== PROBLEM TO SOLVE ==
Can you copy out all of the rows below character for character, omitting any pictures?

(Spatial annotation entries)
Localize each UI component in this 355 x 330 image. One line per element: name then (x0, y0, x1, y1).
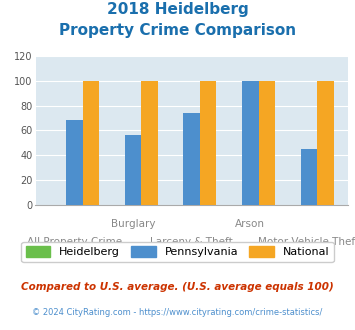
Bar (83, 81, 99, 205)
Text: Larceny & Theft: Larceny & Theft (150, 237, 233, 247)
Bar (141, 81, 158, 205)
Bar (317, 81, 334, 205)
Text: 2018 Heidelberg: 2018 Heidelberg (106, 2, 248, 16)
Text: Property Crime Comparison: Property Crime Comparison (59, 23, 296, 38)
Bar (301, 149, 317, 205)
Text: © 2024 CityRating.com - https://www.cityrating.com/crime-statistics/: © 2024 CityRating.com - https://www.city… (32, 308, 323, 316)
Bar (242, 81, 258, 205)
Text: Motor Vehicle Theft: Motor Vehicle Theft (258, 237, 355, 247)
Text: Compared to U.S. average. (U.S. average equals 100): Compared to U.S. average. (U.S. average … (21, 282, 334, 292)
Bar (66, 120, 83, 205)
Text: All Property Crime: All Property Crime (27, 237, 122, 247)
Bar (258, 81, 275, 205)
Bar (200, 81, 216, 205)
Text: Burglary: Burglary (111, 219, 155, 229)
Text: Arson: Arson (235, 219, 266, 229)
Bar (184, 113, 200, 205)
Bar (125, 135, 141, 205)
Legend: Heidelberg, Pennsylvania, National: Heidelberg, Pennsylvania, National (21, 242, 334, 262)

== COMPLETE RESPONSE ==
Localize each UI component in this 355 x 330 image. One line per element: name then (x0, y0, x1, y1).
Bar (83, 81, 99, 205)
Text: Larceny & Theft: Larceny & Theft (150, 237, 233, 247)
Bar (141, 81, 158, 205)
Bar (317, 81, 334, 205)
Text: 2018 Heidelberg: 2018 Heidelberg (106, 2, 248, 16)
Text: Property Crime Comparison: Property Crime Comparison (59, 23, 296, 38)
Bar (301, 149, 317, 205)
Text: © 2024 CityRating.com - https://www.cityrating.com/crime-statistics/: © 2024 CityRating.com - https://www.city… (32, 308, 323, 316)
Bar (242, 81, 258, 205)
Text: Motor Vehicle Theft: Motor Vehicle Theft (258, 237, 355, 247)
Text: Compared to U.S. average. (U.S. average equals 100): Compared to U.S. average. (U.S. average … (21, 282, 334, 292)
Bar (66, 120, 83, 205)
Text: All Property Crime: All Property Crime (27, 237, 122, 247)
Bar (258, 81, 275, 205)
Bar (200, 81, 216, 205)
Text: Burglary: Burglary (111, 219, 155, 229)
Text: Arson: Arson (235, 219, 266, 229)
Bar (184, 113, 200, 205)
Bar (125, 135, 141, 205)
Legend: Heidelberg, Pennsylvania, National: Heidelberg, Pennsylvania, National (21, 242, 334, 262)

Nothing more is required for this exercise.